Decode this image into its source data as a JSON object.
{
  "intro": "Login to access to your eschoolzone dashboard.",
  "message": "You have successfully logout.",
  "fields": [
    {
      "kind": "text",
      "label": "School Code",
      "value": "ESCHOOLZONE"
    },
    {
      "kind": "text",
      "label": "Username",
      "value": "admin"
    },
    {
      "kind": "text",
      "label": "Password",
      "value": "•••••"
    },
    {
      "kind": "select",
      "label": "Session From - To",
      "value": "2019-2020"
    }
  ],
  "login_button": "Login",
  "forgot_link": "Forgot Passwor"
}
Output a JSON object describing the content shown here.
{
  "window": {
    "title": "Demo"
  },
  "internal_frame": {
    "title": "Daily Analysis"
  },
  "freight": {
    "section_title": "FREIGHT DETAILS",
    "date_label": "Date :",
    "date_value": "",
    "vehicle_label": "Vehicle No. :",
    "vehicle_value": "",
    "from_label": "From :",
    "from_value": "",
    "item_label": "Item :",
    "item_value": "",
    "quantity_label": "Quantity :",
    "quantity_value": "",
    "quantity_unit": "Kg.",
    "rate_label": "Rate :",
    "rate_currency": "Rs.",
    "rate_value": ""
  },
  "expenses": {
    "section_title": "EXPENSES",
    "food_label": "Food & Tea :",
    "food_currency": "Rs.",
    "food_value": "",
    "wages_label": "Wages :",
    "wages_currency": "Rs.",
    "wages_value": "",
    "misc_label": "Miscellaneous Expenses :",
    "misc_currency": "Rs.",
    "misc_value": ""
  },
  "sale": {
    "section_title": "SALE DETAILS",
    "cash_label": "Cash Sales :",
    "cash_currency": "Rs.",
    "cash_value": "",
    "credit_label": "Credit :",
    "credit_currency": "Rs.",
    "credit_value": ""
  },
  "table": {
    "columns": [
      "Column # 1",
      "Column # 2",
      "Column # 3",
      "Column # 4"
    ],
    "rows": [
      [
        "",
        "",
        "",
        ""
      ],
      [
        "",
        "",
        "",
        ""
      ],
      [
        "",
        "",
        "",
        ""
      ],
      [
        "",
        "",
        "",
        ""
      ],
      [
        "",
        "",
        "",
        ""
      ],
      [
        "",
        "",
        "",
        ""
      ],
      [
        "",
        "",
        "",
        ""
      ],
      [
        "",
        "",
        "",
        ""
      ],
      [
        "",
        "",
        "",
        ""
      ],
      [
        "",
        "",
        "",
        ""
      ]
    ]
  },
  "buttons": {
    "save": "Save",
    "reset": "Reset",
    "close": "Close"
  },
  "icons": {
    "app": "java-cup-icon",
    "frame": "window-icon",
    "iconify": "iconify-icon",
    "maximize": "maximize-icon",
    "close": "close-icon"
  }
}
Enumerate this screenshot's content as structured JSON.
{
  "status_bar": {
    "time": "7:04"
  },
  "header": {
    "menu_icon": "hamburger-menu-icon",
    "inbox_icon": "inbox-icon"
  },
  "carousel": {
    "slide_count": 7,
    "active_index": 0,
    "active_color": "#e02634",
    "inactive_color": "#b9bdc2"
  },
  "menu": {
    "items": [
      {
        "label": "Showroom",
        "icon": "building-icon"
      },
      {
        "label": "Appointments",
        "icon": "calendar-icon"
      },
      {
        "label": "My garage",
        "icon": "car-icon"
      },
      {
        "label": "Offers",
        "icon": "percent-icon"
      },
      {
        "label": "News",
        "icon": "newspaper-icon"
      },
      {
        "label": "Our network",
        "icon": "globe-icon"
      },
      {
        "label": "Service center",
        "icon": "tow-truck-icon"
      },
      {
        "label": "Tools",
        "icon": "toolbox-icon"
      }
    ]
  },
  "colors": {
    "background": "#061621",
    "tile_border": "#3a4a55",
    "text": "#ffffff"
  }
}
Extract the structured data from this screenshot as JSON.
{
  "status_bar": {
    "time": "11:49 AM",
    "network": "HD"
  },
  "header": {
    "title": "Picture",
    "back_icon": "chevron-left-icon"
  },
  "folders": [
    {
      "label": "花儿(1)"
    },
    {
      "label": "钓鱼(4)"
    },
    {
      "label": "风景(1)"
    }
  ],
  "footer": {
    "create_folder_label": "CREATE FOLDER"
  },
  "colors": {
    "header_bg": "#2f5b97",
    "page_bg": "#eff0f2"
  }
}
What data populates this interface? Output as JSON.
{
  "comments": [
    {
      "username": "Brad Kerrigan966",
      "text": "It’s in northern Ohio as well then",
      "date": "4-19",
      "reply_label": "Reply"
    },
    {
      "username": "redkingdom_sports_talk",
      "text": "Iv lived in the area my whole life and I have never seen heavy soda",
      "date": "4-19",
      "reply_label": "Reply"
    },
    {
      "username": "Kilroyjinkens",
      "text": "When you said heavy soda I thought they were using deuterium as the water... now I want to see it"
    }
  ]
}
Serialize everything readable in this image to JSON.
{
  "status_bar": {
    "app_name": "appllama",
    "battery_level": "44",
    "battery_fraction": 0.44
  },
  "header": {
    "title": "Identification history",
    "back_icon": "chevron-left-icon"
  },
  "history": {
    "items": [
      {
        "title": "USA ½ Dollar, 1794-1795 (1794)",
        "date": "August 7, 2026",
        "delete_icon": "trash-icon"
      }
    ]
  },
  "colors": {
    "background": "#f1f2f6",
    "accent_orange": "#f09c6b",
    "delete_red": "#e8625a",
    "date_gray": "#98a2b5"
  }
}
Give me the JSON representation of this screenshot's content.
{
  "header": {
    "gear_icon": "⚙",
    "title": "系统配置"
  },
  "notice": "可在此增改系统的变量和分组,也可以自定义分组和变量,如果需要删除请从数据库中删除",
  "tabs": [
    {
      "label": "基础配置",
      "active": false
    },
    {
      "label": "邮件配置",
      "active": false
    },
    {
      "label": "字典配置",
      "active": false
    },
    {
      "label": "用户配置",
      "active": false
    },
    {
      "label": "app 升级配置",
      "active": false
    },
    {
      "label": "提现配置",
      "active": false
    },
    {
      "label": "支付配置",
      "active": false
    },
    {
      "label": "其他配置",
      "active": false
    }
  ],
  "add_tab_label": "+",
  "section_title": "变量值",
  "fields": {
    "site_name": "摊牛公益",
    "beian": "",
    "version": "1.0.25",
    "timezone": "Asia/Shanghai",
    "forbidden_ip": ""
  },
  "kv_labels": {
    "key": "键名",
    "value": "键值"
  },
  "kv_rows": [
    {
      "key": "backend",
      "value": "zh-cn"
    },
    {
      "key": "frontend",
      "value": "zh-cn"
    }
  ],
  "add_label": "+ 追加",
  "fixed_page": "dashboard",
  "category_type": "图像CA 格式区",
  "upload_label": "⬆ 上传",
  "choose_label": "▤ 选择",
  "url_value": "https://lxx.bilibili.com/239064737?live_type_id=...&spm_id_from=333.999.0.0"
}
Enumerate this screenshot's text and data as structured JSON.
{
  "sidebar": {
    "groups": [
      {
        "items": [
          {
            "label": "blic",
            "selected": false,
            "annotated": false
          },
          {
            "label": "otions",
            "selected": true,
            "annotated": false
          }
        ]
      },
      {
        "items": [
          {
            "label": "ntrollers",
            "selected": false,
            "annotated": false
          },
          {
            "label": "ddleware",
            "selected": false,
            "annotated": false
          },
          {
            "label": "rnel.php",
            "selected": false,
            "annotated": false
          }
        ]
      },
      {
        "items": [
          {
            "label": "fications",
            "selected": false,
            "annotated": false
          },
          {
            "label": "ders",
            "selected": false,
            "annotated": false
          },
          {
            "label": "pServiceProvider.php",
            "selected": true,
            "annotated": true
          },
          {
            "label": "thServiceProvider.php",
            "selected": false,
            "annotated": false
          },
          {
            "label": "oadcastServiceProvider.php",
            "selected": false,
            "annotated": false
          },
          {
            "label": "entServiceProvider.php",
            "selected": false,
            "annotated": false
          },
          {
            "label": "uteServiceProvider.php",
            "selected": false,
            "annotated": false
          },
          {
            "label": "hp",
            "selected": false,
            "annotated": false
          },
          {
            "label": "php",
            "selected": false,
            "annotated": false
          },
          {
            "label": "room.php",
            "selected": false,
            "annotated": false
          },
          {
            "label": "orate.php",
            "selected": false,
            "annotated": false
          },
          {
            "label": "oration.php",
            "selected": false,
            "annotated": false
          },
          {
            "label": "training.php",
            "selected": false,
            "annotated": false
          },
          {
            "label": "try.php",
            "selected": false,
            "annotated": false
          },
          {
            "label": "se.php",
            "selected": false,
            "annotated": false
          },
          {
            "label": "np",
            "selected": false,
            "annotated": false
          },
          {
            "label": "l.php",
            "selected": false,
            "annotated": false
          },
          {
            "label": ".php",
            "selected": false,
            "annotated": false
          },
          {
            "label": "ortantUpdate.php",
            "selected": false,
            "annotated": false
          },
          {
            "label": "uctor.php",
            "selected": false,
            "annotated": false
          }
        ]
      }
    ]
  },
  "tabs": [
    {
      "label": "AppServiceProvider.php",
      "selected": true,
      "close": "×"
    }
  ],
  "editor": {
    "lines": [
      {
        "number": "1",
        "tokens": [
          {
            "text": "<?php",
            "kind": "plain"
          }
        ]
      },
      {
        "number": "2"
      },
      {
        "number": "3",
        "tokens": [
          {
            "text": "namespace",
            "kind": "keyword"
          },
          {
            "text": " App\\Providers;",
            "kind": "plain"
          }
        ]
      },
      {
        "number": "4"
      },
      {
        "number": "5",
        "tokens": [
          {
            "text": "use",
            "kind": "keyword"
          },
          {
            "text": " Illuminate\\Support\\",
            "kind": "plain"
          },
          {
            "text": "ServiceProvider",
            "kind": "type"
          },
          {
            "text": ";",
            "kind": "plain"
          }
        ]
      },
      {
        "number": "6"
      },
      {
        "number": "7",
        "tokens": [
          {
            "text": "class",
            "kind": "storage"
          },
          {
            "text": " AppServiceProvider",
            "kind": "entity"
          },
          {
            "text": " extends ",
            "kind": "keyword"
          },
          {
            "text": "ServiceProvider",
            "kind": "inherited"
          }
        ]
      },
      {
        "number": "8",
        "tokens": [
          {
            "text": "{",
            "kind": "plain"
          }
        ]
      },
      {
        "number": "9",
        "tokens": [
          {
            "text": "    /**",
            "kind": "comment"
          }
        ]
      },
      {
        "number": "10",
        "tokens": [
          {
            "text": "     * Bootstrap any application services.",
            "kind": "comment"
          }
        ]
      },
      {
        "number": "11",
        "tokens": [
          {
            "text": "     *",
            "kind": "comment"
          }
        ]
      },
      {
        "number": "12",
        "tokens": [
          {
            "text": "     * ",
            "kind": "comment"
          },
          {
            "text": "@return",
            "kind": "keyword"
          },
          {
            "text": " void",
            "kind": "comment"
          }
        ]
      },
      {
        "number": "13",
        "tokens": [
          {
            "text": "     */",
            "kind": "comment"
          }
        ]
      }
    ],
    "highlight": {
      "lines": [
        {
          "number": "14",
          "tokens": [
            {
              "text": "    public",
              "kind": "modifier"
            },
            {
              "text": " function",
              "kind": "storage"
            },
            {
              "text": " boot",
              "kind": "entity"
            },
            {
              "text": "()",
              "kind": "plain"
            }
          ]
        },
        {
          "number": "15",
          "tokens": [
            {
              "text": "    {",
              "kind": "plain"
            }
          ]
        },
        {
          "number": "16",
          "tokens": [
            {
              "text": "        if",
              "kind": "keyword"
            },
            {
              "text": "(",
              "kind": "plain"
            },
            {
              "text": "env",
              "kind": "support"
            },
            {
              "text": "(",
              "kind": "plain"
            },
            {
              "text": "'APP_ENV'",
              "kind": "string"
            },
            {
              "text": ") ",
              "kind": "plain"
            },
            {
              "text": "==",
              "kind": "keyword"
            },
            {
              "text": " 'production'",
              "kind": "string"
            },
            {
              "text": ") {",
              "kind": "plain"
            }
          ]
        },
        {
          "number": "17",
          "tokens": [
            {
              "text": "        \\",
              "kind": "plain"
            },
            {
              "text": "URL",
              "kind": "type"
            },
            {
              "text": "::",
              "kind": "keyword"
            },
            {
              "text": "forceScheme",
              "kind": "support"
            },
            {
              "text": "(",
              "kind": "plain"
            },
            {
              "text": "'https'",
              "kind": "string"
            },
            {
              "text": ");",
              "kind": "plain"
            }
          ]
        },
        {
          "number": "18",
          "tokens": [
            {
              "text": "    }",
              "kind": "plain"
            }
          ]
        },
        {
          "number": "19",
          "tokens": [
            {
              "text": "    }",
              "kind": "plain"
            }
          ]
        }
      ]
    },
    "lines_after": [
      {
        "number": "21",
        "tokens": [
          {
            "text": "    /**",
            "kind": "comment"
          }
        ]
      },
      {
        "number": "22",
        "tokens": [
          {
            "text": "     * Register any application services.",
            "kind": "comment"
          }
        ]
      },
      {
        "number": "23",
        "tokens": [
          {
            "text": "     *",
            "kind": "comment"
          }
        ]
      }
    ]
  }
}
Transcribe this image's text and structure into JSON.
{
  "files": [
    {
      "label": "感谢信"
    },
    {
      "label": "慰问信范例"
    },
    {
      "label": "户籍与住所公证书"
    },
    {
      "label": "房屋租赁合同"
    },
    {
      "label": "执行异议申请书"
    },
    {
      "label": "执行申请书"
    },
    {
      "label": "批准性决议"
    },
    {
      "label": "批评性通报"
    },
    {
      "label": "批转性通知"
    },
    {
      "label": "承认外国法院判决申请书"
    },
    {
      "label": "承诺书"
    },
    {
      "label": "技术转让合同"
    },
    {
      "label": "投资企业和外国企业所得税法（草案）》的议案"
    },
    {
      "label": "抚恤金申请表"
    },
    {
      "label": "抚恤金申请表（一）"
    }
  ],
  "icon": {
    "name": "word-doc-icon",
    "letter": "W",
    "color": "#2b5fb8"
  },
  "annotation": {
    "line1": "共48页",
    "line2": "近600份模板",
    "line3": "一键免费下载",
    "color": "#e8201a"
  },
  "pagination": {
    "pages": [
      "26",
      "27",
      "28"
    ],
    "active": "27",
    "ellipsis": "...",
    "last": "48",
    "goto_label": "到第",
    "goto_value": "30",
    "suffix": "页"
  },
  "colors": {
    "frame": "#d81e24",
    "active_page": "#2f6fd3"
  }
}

------------------------------------------------------------------------

Your task is to collect every line above that contains the word "content".

Output a JSON object describing the content shown here.
Enumerate this screenshot's content as structured JSON.
Give me the JSON representation of this screenshot's content.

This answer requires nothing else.